== RECORD SET ==
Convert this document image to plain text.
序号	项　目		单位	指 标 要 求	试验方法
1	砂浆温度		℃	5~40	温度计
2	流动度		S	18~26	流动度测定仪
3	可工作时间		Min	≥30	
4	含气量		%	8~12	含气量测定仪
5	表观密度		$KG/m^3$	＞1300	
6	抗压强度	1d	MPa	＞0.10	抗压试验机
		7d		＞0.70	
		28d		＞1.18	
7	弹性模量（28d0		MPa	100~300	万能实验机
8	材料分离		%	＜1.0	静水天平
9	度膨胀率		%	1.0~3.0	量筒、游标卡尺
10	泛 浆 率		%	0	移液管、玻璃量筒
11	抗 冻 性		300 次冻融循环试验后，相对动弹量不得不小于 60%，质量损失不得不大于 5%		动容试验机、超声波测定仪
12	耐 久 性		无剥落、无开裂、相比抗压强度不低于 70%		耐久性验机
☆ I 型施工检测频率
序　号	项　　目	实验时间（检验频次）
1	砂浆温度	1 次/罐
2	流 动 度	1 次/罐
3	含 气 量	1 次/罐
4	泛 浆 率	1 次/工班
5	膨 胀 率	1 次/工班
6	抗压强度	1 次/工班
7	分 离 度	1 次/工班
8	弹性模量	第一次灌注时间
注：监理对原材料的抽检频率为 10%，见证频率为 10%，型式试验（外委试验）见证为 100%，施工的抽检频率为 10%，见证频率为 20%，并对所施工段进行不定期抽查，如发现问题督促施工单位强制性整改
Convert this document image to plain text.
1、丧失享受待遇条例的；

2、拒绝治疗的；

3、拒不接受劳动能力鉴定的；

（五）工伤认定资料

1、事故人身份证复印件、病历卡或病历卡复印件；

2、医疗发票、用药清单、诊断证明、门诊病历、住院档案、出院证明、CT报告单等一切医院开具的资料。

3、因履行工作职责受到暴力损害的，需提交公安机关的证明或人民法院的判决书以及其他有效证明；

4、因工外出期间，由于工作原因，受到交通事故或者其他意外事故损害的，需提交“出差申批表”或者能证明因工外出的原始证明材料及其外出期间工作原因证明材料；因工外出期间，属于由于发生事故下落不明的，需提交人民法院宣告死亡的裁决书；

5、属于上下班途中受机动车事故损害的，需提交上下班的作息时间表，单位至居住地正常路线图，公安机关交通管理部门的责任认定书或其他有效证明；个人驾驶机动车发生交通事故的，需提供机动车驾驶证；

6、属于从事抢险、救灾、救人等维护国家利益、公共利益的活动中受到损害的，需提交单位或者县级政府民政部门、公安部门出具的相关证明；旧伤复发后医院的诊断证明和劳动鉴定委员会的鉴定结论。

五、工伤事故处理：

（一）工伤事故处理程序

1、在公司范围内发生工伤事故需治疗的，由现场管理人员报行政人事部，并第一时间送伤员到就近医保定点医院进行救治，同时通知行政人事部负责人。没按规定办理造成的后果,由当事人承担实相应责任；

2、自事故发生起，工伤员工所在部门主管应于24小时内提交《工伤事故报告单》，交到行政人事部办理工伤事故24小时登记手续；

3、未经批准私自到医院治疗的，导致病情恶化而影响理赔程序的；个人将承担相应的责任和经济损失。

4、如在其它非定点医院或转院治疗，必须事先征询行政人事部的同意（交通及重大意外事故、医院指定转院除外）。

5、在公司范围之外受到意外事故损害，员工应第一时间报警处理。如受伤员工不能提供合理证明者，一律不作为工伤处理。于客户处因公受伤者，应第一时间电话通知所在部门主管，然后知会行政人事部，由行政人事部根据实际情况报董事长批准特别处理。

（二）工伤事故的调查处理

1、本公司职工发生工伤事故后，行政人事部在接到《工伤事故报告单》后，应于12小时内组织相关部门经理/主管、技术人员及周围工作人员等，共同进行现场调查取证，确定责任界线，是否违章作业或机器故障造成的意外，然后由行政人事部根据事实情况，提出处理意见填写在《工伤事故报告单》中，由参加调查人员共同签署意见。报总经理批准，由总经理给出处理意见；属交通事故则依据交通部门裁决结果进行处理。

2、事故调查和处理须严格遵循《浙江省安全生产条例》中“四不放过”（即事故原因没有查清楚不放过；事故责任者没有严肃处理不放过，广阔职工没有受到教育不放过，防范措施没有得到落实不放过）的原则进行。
===
INSTRUCTIONS TO FOLLOW ->
Copy all the records above exactly, missing none.

SOLUTION ->
Convert this document image to plain text.
序号	项　目		单位	指 标 要 求	试验方法
1	砂浆温度		℃	5~40	温度计
2	流动度		S	18~26	流动度测定仪
3	可工作时间		Min	≥30	
4	含气量		%	8~12	含气量测定仪
5	表观密度		$KG/m^3$	＞1300	
6	抗压强度	1d	MPa	＞0.10	抗压试验机
		7d		＞0.70	
		28d		＞1.18	
7	弹性模量（28d0		MPa	100~300	万能实验机
8	材料分离		%	＜1.0	静水天平
9	度膨胀率		%	1.0~3.0	量筒、游标卡尺
10	泛 浆 率		%	0	移液管、玻璃量筒
11	抗 冻 性		300 次冻融循环试验后，相对动弹量不得不小于 60%，质量损失不得不大于 5%		动容试验机、超声波测定仪
12	耐 久 性		无剥落、无开裂、相比抗压强度不低于 70%		耐久性验机
☆ I 型施工检测频率
序　号	项　　目	实验时间（检验频次）
1	砂浆温度	1 次/罐
2	流 动 度	1 次/罐
3	含 气 量	1 次/罐
4	泛 浆 率	1 次/工班
5	膨 胀 率	1 次/工班
6	抗压强度	1 次/工班
7	分 离 度	1 次/工班
8	弹性模量	第一次灌注时间
注：监理对原材料的抽检频率为 10%，见证频率为 10%，型式试验（外委试验）见证为 100%，施工的抽检频率为 10%，见证频率为 20%，并对所施工段进行不定期抽查，如发现问题督促施工单位强制性整改
Convert this document image to plain text.
1、丧失享受待遇条例的；

2、拒绝治疗的；

3、拒不接受劳动能力鉴定的；

（五）工伤认定资料

1、事故人身份证复印件、病历卡或病历卡复印件；

2、医疗发票、用药清单、诊断证明、门诊病历、住院档案、出院证明、CT报告单等一切医院开具的资料。

3、因履行工作职责受到暴力损害的，需提交公安机关的证明或人民法院的判决书以及其他有效证明；

4、因工外出期间，由于工作原因，受到交通事故或者其他意外事故损害的，需提交“出差申批表”或者能证明因工外出的原始证明材料及其外出期间工作原因证明材料；因工外出期间，属于由于发生事故下落不明的，需提交人民法院宣告死亡的裁决书；

5、属于上下班途中受机动车事故损害的，需提交上下班的作息时间表，单位至居住地正常路线图，公安机关交通管理部门的责任认定书或其他有效证明；个人驾驶机动车发生交通事故的，需提供机动车驾驶证；

6、属于从事抢险、救灾、救人等维护国家利益、公共利益的活动中受到损害的，需提交单位或者县级政府民政部门、公安部门出具的相关证明；旧伤复发后医院的诊断证明和劳动鉴定委员会的鉴定结论。

五、工伤事故处理：

（一）工伤事故处理程序

1、在公司范围内发生工伤事故需治疗的，由现场管理人员报行政人事部，并第一时间送伤员到就近医保定点医院进行救治，同时通知行政人事部负责人。没按规定办理造成的后果,由当事人承担实相应责任；

2、自事故发生起，工伤员工所在部门主管应于24小时内提交《工伤事故报告单》，交到行政人事部办理工伤事故24小时登记手续；

3、未经批准私自到医院治疗的，导致病情恶化而影响理赔程序的；个人将承担相应的责任和经济损失。

4、如在其它非定点医院或转院治疗，必须事先征询行政人事部的同意（交通及重大意外事故、医院指定转院除外）。

5、在公司范围之外受到意外事故损害，员工应第一时间报警处理。如受伤员工不能提供合理证明者，一律不作为工伤处理。于客户处因公受伤者，应第一时间电话通知所在部门主管，然后知会行政人事部，由行政人事部根据实际情况报董事长批准特别处理。

（二）工伤事故的调查处理

1、本公司职工发生工伤事故后，行政人事部在接到《工伤事故报告单》后，应于12小时内组织相关部门经理/主管、技术人员及周围工作人员等，共同进行现场调查取证，确定责任界线，是否违章作业或机器故障造成的意外，然后由行政人事部根据事实情况，提出处理意见填写在《工伤事故报告单》中，由参加调查人员共同签署意见。报总经理批准，由总经理给出处理意见；属交通事故则依据交通部门裁决结果进行处理。

2、事故调查和处理须严格遵循《浙江省安全生产条例》中“四不放过”（即事故原因没有查清楚不放过；事故责任者没有严肃处理不放过，广阔职工没有受到教育不放过，防范措施没有得到落实不放过）的原则进行。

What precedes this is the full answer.